YOUR INSTRUCTIONS
Copy out, from the entries below, each line holding the string "type".

Figure contents as structured data:

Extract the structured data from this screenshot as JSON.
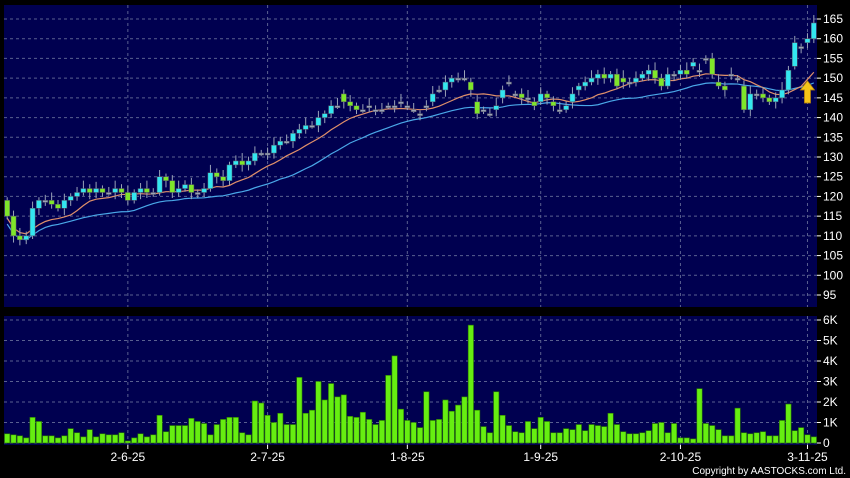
{
  "chart_data": [
    {
      "type": "candlestick",
      "panel": "price",
      "ylim": [
        92,
        167
      ],
      "y_ticks": [
        95,
        100,
        105,
        110,
        115,
        120,
        125,
        130,
        135,
        140,
        145,
        150,
        155,
        160,
        165
      ],
      "grid": true,
      "colors": {
        "background": "#000050",
        "up": "#33e6f0",
        "down": "#7fe62a",
        "doji": "#9aa3b8",
        "ma_short": "#e0906a",
        "ma_long": "#4aa8e8",
        "arrow": "#f5c518",
        "grid": "#5a6090"
      },
      "moving_averages": [
        {
          "period": 10
        },
        {
          "period": 20
        }
      ],
      "open": [
        119,
        115,
        110,
        109,
        110,
        117,
        119,
        119,
        118,
        117,
        119,
        120,
        121,
        122,
        121,
        122,
        121,
        121,
        122,
        121,
        119,
        121,
        122,
        121,
        121,
        125,
        124,
        121,
        122,
        123,
        121,
        121,
        122,
        126,
        125,
        124,
        128,
        129,
        128,
        129,
        131,
        131,
        131,
        133,
        134,
        134,
        136,
        137,
        138,
        138,
        140,
        141,
        143,
        146,
        144,
        143,
        142,
        143,
        142,
        142,
        143,
        143,
        144,
        143,
        142,
        141,
        143,
        144,
        147,
        147,
        149,
        150,
        150,
        149,
        144,
        142,
        141,
        142,
        145,
        149,
        146,
        146,
        145,
        144,
        144,
        146,
        144,
        142,
        142,
        144,
        147,
        148,
        149,
        150,
        151,
        150,
        151,
        150,
        149,
        149,
        150,
        151,
        152,
        150,
        148,
        151,
        151,
        152,
        153,
        152,
        155,
        155,
        149,
        148,
        151,
        150,
        148,
        142,
        146,
        146,
        145,
        144,
        145,
        147,
        153,
        158,
        159,
        160
      ],
      "close": [
        115,
        110,
        109,
        110,
        117,
        119,
        119,
        118,
        117,
        119,
        120,
        121,
        122,
        121,
        122,
        121,
        121,
        122,
        121,
        119,
        121,
        122,
        121,
        121,
        125,
        124,
        121,
        122,
        123,
        121,
        121,
        122,
        126,
        125,
        124,
        128,
        129,
        128,
        129,
        131,
        131,
        131,
        133,
        134,
        134,
        136,
        137,
        138,
        138,
        140,
        141,
        143,
        143,
        144,
        143,
        142,
        142,
        143,
        142,
        142,
        143,
        143,
        144,
        143,
        142,
        141,
        143,
        146,
        147,
        149,
        150,
        150,
        150,
        147,
        141,
        142,
        141,
        143,
        147,
        149,
        146,
        145,
        145,
        143,
        146,
        145,
        143,
        142,
        143,
        146,
        148,
        149,
        150,
        151,
        150,
        151,
        148,
        149,
        149,
        150,
        151,
        152,
        150,
        148,
        151,
        151,
        152,
        151,
        154,
        152,
        155,
        151,
        148,
        147,
        151,
        150,
        142,
        146,
        146,
        145,
        144,
        145,
        147,
        152,
        159,
        158,
        160,
        164
      ],
      "x_ticks": [
        {
          "label": "2-6-25",
          "index": 19
        },
        {
          "label": "2-7-25",
          "index": 41
        },
        {
          "label": "1-8-25",
          "index": 63
        },
        {
          "label": "1-9-25",
          "index": 84
        },
        {
          "label": "2-10-25",
          "index": 106
        },
        {
          "label": "3-11-25",
          "index": 126
        }
      ],
      "annotation": {
        "type": "arrow-up",
        "index": 126,
        "price": 146
      }
    },
    {
      "type": "bar",
      "panel": "volume",
      "ylim": [
        0,
        6000
      ],
      "y_ticks": [
        {
          "value": 0,
          "label": "0"
        },
        {
          "value": 1000,
          "label": "1K"
        },
        {
          "value": 2000,
          "label": "2K"
        },
        {
          "value": 3000,
          "label": "3K"
        },
        {
          "value": 4000,
          "label": "4K"
        },
        {
          "value": 5000,
          "label": "5K"
        },
        {
          "value": 6000,
          "label": "6K"
        }
      ],
      "grid": true,
      "colors": {
        "bar": "#66ee11",
        "bar_edge": "#2a7a00"
      },
      "values": [
        450,
        400,
        350,
        250,
        1250,
        1050,
        350,
        350,
        250,
        350,
        700,
        500,
        300,
        650,
        300,
        450,
        400,
        400,
        500,
        100,
        250,
        450,
        300,
        400,
        1350,
        550,
        850,
        850,
        850,
        1200,
        1050,
        950,
        400,
        900,
        1150,
        1250,
        1250,
        500,
        400,
        2050,
        1950,
        1350,
        1000,
        1450,
        900,
        900,
        3200,
        1450,
        1600,
        3000,
        2100,
        2900,
        2250,
        2350,
        1300,
        1250,
        1500,
        1150,
        900,
        1100,
        3300,
        4250,
        1650,
        1100,
        1000,
        750,
        2500,
        1100,
        1150,
        2100,
        1550,
        1850,
        2250,
        5750,
        1600,
        800,
        500,
        2500,
        1350,
        850,
        550,
        500,
        1050,
        700,
        1250,
        1050,
        500,
        500,
        700,
        650,
        900,
        600,
        900,
        850,
        800,
        1450,
        900,
        550,
        450,
        450,
        500,
        600,
        950,
        1000,
        500,
        950,
        250,
        250,
        200,
        2650,
        950,
        850,
        650,
        350,
        350,
        1700,
        500,
        450,
        500,
        550,
        350,
        350,
        1100,
        1900,
        600,
        750,
        400,
        300
      ]
    }
  ],
  "footer": {
    "copyright": "Copyright by AASTOCKS.com Ltd."
  }
}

SOLUTION TO THE PROBLEM
      "type": "candlestick",
        "type": "arrow-up",
      "type": "bar",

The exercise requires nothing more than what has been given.